[Study text]

#####

# I'm devastated after loss of my rat Lili after tumor removal operation.



## LiliLadyandGang (Dec 4, 2021)

My rat Lili died yesterday and I feel like sh**. I can't get the thought out of my head that if we wouldn't went to doctor, she would be alive and well. 

Few weeks ago we noticed a lump and it as growing fast. Went to doctor and she said it's probably lipoma, we scheduled to remove it. Lili woke up after procedure and ate, ran around. Then when we we're supposed to pick her up the vet told us she started breathing fast and they would like to look after her for few more hours before we can take her home. We sat in car and walked around for few hours and when it was almost closing time they called us and told us we can't take her home and vet will take her home with her. We were asked do we want to see her and of course we said yes, she was in coma and it was devastating and I was thinking that if we wouldn't have taken her there, she would be running around with sisters atm an hoarding food, it was her favorite activity. We rescued her when she was 9 months old, it was in March. She was so full of life and I'm sure she would've lived long life with us, probably even with that lipoma she would at least lived few more months. An hour later I got a text that her heart had stopped, they tried to bring her back but unsuccessfully 💔💔💔

I feel like **** and I can't get the thought out of my head that If I wouldn't had taken her to the operation she would be alive. I'm just bawling my eyes out and ugh. How I can go on from here?


----------



## Rats4All (Feb 4, 2021)

I'm so sorry. But let me just say, its not your fault. She would have had no quality of life if you hadn't removed it. She would have been uncomfortable and unhappy.


----------



## Mkd (Mar 24, 2021)

Its not your fault all. A tumor should be removed because they keep growing in size and crowd out organs. I'd be more concerned about the competency of your vet. Although there is no 100% safe anesthesia and surgery. I'm very sorry for your loss and so sad for your rat.


----------



## Mkd (Mar 24, 2021)

I've had some real bad experiences with vets and human doctors and it wouldn't surprise me a bit if your rat died during surgery and the vet made up the entire recovery scenario to cover up a mistake she made. It probably didn't happen but with my experiences I would never rule it out. You'll never know but you did the right thing by arranging the surgery. Its on the vet, not you. But there's never any guarantee with surgery.


----------



## Fofo (Oct 21, 2021)

I'm so sorry your rat Lili died. 💜 From the picture it looks like a mammary tumor. The result of not surgically removing these is that they just keep getting bigger until they become so big that it's hard for the rat to move and also causes a lot of pain. It's possible that Lili might have had a couple more months before it got that bad but she would have become increasingly uncomfortable. I know this from experience as my rat Gnarly had a mammary tumour and I couldn't afford the surgery to have it removed. She did pretty good with it for a while and I gave her pain meds but eventually she stopped wanting to come out of her bed and I knew then that it was time to euthanize her.

#####

[Activity list]
1. Decide whether each statement agrees with the forum thread, and answer yes or no for (a), (b), and (c), quoting the deciding words: (a) Lili was 9 months old when she was rescued. (b) The vet said the lump was probably a mammary tumor. (c) Fofo's rat Gnarly had surgery to remove her tumor.
2. Update the part of the forum thread that begins at the words "## LiliLadyandGang (Dec" and stops after "alive and well.", and write it out again with "doctor" changed to "vet".
You won't need the records for anything here.

#####

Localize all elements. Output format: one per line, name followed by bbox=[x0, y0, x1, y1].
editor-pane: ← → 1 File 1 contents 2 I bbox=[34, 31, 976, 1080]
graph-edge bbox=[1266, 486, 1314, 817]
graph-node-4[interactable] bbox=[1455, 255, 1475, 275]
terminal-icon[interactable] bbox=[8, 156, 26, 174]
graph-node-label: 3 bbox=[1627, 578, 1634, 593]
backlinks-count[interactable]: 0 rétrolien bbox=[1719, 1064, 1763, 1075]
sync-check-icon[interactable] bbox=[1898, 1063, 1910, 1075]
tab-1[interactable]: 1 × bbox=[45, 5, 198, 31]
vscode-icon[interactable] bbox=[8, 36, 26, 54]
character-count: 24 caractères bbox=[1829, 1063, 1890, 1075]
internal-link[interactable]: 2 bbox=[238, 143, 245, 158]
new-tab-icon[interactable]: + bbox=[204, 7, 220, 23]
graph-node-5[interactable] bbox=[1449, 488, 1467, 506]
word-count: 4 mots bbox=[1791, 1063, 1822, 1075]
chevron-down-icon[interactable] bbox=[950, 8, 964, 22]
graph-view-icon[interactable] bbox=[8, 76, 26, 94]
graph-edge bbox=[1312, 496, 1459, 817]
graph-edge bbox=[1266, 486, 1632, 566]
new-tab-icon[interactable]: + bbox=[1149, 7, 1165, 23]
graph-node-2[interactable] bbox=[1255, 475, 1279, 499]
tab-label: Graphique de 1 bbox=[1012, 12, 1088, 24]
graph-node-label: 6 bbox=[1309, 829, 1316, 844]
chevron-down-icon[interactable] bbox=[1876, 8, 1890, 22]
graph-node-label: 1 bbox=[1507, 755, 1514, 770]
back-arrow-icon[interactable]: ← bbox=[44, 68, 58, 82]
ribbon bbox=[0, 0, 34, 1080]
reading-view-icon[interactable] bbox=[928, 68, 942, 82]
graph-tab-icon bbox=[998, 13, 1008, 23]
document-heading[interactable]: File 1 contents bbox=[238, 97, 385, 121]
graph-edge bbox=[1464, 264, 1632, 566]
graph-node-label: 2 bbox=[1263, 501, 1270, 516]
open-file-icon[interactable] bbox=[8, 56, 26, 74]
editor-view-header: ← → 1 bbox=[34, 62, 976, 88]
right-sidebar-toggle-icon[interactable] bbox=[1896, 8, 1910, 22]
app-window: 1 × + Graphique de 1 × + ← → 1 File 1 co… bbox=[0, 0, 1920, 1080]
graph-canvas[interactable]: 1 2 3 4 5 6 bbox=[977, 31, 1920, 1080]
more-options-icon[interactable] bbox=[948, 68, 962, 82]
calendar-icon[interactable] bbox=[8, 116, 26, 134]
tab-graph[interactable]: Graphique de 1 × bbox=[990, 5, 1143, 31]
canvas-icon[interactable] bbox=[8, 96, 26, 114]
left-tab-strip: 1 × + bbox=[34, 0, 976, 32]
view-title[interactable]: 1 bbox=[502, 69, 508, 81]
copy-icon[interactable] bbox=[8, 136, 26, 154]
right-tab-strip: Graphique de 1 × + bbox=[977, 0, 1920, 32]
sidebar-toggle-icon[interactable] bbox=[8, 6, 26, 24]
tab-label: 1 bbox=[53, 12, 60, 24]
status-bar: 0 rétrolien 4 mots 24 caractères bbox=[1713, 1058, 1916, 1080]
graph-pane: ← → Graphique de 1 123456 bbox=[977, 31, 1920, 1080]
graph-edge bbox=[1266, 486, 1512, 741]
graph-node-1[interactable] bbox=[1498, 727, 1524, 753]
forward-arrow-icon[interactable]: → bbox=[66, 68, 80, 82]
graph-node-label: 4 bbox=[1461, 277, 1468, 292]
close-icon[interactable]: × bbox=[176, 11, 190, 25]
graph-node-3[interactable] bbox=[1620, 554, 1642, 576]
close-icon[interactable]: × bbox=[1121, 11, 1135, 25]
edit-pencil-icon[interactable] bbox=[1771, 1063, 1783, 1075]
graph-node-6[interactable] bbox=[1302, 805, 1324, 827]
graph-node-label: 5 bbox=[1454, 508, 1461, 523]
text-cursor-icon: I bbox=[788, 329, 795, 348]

#####

[Answers for the exercise]
1.
(a) Yes: "We rescued her when she was 9 months old"
(b) No: "she said it's probably lipoma"
(c) No: "I couldn't afford the surgery to have it removed"

2.
## LiliLadyandGang (Dec 4, 2021)

My rat Lili died yesterday and I feel like sh**. I can't get the thought out of my head that if we wouldn't went to vet, she would be alive and well.